What is needed ▸ Here are some records. Copy each one exactly.

>> BEGIN Material supplied

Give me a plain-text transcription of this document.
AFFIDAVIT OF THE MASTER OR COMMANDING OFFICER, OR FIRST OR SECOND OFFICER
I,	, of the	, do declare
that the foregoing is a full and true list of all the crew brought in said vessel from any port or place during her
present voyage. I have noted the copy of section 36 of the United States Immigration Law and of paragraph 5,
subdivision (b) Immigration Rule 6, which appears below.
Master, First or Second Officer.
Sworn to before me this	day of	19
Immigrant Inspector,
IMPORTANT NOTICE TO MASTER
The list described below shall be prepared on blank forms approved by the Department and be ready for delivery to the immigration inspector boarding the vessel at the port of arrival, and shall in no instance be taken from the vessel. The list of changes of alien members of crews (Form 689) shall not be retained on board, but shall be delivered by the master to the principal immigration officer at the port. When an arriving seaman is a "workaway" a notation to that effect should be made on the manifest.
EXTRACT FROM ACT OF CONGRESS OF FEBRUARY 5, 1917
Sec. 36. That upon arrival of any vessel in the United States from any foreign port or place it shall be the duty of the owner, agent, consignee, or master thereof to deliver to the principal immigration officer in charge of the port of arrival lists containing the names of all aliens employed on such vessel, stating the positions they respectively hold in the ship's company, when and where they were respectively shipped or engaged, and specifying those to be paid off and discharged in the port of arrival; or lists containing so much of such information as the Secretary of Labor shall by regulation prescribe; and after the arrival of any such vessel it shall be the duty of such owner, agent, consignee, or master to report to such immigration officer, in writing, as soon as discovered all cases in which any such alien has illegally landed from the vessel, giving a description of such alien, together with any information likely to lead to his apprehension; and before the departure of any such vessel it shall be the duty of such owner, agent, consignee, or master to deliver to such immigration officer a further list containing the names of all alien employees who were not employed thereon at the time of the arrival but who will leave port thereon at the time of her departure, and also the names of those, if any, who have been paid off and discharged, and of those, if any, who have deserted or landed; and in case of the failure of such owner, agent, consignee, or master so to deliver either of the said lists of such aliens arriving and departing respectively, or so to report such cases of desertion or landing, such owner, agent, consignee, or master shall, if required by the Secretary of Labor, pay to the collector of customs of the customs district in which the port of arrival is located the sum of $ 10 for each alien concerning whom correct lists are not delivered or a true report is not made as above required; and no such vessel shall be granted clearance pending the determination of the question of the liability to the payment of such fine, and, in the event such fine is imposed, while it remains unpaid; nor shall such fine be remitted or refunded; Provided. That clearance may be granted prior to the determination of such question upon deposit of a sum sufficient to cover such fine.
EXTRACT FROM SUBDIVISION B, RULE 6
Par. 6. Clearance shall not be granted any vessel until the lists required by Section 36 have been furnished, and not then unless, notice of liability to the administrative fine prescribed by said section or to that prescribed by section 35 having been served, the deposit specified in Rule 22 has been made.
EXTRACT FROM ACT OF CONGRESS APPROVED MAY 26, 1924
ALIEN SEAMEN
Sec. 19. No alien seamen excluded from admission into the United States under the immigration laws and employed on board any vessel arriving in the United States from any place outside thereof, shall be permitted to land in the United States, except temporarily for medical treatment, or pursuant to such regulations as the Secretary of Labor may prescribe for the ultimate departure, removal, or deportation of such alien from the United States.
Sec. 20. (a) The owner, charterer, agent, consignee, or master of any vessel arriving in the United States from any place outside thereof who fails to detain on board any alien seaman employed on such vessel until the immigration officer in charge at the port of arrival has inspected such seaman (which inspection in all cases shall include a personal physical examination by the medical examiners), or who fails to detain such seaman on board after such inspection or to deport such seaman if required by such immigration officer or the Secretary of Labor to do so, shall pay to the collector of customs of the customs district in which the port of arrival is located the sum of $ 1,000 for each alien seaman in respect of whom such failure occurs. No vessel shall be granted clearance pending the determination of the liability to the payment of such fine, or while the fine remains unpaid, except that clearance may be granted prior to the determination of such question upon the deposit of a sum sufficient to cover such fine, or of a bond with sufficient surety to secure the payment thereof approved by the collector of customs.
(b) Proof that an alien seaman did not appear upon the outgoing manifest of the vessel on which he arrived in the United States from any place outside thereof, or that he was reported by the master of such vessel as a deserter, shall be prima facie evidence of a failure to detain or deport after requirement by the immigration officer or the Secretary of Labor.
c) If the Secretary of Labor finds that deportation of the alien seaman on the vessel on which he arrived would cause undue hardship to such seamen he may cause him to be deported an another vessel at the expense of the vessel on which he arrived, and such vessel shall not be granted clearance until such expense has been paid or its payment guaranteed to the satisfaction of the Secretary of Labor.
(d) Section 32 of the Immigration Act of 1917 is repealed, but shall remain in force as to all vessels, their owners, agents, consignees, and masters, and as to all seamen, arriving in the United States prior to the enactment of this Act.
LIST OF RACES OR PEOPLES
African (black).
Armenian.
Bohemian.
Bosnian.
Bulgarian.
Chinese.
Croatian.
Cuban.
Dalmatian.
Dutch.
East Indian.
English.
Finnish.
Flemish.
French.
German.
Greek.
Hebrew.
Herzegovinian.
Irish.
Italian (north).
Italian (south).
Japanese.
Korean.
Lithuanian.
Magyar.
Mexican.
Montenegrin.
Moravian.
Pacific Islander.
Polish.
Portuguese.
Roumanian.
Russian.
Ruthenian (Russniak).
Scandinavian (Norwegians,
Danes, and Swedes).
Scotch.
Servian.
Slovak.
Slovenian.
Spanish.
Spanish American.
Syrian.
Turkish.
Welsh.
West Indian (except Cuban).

>> END Material supplied

Solution for this exercise ▸
Give me a plain-text transcription of this document.
AFFIDAVIT OF THE MASTER OR COMMANDING OFFICER, OR FIRST OR SECOND OFFICER
I,	, of the	, do declare
that the foregoing is a full and true list of all the crew brought in said vessel from any port or place during her
present voyage. I have noted the copy of section 36 of the United States Immigration Law and of paragraph 5,
subdivision (b) Immigration Rule 6, which appears below.
Master, First or Second Officer.
Sworn to before me this	day of	19
Immigrant Inspector,
IMPORTANT NOTICE TO MASTER
The list described below shall be prepared on blank forms approved by the Department and be ready for delivery to the immigration inspector boarding the vessel at the port of arrival, and shall in no instance be taken from the vessel. The list of changes of alien members of crews (Form 689) shall not be retained on board, but shall be delivered by the master to the principal immigration officer at the port. When an arriving seaman is a "workaway" a notation to that effect should be made on the manifest.
EXTRACT FROM ACT OF CONGRESS OF FEBRUARY 5, 1917
Sec. 36. That upon arrival of any vessel in the United States from any foreign port or place it shall be the duty of the owner, agent, consignee, or master thereof to deliver to the principal immigration officer in charge of the port of arrival lists containing the names of all aliens employed on such vessel, stating the positions they respectively hold in the ship's company, when and where they were respectively shipped or engaged, and specifying those to be paid off and discharged in the port of arrival; or lists containing so much of such information as the Secretary of Labor shall by regulation prescribe; and after the arrival of any such vessel it shall be the duty of such owner, agent, consignee, or master to report to such immigration officer, in writing, as soon as discovered all cases in which any such alien has illegally landed from the vessel, giving a description of such alien, together with any information likely to lead to his apprehension; and before the departure of any such vessel it shall be the duty of such owner, agent, consignee, or master to deliver to such immigration officer a further list containing the names of all alien employees who were not employed thereon at the time of the arrival but who will leave port thereon at the time of her departure, and also the names of those, if any, who have been paid off and discharged, and of those, if any, who have deserted or landed; and in case of the failure of such owner, agent, consignee, or master so to deliver either of the said lists of such aliens arriving and departing respectively, or so to report such cases of desertion or landing, such owner, agent, consignee, or master shall, if required by the Secretary of Labor, pay to the collector of customs of the customs district in which the port of arrival is located the sum of $ 10 for each alien concerning whom correct lists are not delivered or a true report is not made as above required; and no such vessel shall be granted clearance pending the determination of the question of the liability to the payment of such fine, and, in the event such fine is imposed, while it remains unpaid; nor shall such fine be remitted or refunded; Provided. That clearance may be granted prior to the determination of such question upon deposit of a sum sufficient to cover such fine.
EXTRACT FROM SUBDIVISION B, RULE 6
Par. 6. Clearance shall not be granted any vessel until the lists required by Section 36 have been furnished, and not then unless, notice of liability to the administrative fine prescribed by said section or to that prescribed by section 35 having been served, the deposit specified in Rule 22 has been made.
EXTRACT FROM ACT OF CONGRESS APPROVED MAY 26, 1924
ALIEN SEAMEN
Sec. 19. No alien seamen excluded from admission into the United States under the immigration laws and employed on board any vessel arriving in the United States from any place outside thereof, shall be permitted to land in the United States, except temporarily for medical treatment, or pursuant to such regulations as the Secretary of Labor may prescribe for the ultimate departure, removal, or deportation of such alien from the United States.
Sec. 20. (a) The owner, charterer, agent, consignee, or master of any vessel arriving in the United States from any place outside thereof who fails to detain on board any alien seaman employed on such vessel until the immigration officer in charge at the port of arrival has inspected such seaman (which inspection in all cases shall include a personal physical examination by the medical examiners), or who fails to detain such seaman on board after such inspection or to deport such seaman if required by such immigration officer or the Secretary of Labor to do so, shall pay to the collector of customs of the customs district in which the port of arrival is located the sum of $ 1,000 for each alien seaman in respect of whom such failure occurs. No vessel shall be granted clearance pending the determination of the liability to the payment of such fine, or while the fine remains unpaid, except that clearance may be granted prior to the determination of such question upon the deposit of a sum sufficient to cover such fine, or of a bond with sufficient surety to secure the payment thereof approved by the collector of customs.
(b) Proof that an alien seaman did not appear upon the outgoing manifest of the vessel on which he arrived in the United States from any place outside thereof, or that he was reported by the master of such vessel as a deserter, shall be prima facie evidence of a failure to detain or deport after requirement by the immigration officer or the Secretary of Labor.
c) If the Secretary of Labor finds that deportation of the alien seaman on the vessel on which he arrived would cause undue hardship to such seamen he may cause him to be deported an another vessel at the expense of the vessel on which he arrived, and such vessel shall not be granted clearance until such expense has been paid or its payment guaranteed to the satisfaction of the Secretary of Labor.
(d) Section 32 of the Immigration Act of 1917 is repealed, but shall remain in force as to all vessels, their owners, agents, consignees, and masters, and as to all seamen, arriving in the United States prior to the enactment of this Act.
LIST OF RACES OR PEOPLES
African (black).
Armenian.
Bohemian.
Bosnian.
Bulgarian.
Chinese.
Croatian.
Cuban.
Dalmatian.
Dutch.
East Indian.
English.
Finnish.
Flemish.
French.
German.
Greek.
Hebrew.
Herzegovinian.
Irish.
Italian (north).
Italian (south).
Japanese.
Korean.
Lithuanian.
Magyar.
Mexican.
Montenegrin.
Moravian.
Pacific Islander.
Polish.
Portuguese.
Roumanian.
Russian.
Ruthenian (Russniak).
Scandinavian (Norwegians,
Danes, and Swedes).
Scotch.
Servian.
Slovak.
Slovenian.
Spanish.
Spanish American.
Syrian.
Turkish.
Welsh.
West Indian (except Cuban).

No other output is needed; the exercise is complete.